> TASK REQUIREMENTS
Reproduce the material below without any changes, starting at its first line and ending with the line that contains "track-folder-label: Classic Bass".

> RECORDS TO PROCESS
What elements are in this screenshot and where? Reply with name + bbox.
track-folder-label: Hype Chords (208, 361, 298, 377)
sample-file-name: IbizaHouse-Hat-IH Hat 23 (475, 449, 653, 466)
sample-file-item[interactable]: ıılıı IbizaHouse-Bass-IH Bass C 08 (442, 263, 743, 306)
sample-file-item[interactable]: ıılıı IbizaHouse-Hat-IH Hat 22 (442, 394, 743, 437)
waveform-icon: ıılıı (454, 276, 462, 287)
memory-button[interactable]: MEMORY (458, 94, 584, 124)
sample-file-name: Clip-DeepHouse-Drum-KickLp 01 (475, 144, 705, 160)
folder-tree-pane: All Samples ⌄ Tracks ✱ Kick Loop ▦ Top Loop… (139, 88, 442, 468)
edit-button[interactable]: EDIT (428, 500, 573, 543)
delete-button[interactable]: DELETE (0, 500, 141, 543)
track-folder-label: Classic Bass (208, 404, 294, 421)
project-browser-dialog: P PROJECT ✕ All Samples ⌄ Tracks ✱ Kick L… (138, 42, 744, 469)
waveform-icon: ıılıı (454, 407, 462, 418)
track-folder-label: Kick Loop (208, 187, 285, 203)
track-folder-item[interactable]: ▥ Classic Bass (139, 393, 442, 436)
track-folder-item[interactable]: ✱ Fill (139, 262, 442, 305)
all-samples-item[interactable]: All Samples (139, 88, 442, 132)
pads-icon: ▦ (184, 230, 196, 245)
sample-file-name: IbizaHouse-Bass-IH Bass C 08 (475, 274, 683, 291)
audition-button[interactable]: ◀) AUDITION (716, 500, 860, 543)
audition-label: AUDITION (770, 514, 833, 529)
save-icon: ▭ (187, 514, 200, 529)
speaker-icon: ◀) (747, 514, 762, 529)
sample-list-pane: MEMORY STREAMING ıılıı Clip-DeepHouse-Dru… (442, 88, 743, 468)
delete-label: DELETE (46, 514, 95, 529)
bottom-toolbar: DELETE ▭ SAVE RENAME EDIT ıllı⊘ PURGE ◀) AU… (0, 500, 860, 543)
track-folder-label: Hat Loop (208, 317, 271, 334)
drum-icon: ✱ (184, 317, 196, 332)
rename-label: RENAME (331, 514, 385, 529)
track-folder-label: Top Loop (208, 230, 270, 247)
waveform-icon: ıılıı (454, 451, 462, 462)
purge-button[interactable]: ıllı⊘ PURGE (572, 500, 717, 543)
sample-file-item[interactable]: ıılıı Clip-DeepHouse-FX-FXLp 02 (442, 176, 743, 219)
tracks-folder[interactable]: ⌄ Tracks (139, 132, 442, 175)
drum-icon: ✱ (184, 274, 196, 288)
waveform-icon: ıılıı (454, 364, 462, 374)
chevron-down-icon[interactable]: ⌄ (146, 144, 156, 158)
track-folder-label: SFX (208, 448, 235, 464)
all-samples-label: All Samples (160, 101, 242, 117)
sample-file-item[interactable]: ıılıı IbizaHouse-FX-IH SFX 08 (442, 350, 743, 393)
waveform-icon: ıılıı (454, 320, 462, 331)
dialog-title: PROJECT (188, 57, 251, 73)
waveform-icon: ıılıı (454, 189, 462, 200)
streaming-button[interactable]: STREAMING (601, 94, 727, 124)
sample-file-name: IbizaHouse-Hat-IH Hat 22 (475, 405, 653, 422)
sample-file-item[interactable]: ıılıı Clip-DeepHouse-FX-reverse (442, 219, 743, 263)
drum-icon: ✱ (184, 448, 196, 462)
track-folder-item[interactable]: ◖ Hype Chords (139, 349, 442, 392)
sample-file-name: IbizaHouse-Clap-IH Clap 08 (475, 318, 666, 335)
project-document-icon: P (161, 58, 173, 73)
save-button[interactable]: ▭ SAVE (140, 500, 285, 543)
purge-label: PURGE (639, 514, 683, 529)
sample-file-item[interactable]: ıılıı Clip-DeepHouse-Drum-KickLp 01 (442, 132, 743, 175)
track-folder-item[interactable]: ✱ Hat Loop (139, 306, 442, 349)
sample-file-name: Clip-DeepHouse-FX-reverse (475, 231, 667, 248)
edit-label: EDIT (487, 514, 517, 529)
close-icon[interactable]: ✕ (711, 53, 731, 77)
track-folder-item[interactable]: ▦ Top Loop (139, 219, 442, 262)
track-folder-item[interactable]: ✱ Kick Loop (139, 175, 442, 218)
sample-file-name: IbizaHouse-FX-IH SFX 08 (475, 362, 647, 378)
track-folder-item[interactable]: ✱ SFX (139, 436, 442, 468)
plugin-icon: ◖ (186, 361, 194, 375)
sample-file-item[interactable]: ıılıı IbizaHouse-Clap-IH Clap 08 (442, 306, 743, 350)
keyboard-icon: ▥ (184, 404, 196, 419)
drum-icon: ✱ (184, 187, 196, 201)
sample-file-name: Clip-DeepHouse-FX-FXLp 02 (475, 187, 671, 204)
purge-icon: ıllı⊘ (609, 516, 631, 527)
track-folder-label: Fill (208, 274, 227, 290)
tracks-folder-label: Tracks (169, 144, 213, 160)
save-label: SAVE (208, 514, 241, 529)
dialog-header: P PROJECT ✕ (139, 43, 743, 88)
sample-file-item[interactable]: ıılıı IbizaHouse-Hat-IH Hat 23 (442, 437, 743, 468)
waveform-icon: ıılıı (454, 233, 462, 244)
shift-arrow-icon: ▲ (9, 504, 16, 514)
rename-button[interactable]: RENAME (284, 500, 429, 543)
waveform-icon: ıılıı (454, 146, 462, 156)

> ANSWER BELOW
What elements are in this screenshot and where? Reply with name + bbox.
track-folder-label: Hype Chords (208, 361, 298, 377)
sample-file-name: IbizaHouse-Hat-IH Hat 23 (475, 449, 653, 466)
sample-file-item[interactable]: ıılıı IbizaHouse-Bass-IH Bass C 08 (442, 263, 743, 306)
sample-file-item[interactable]: ıılıı IbizaHouse-Hat-IH Hat 22 (442, 394, 743, 437)
waveform-icon: ıılıı (454, 276, 462, 287)
memory-button[interactable]: MEMORY (458, 94, 584, 124)
sample-file-name: Clip-DeepHouse-Drum-KickLp 01 (475, 144, 705, 160)
folder-tree-pane: All Samples ⌄ Tracks ✱ Kick Loop ▦ Top Loop… (139, 88, 442, 468)
edit-button[interactable]: EDIT (428, 500, 573, 543)
delete-button[interactable]: DELETE (0, 500, 141, 543)
track-folder-label: Classic Bass (208, 404, 294, 421)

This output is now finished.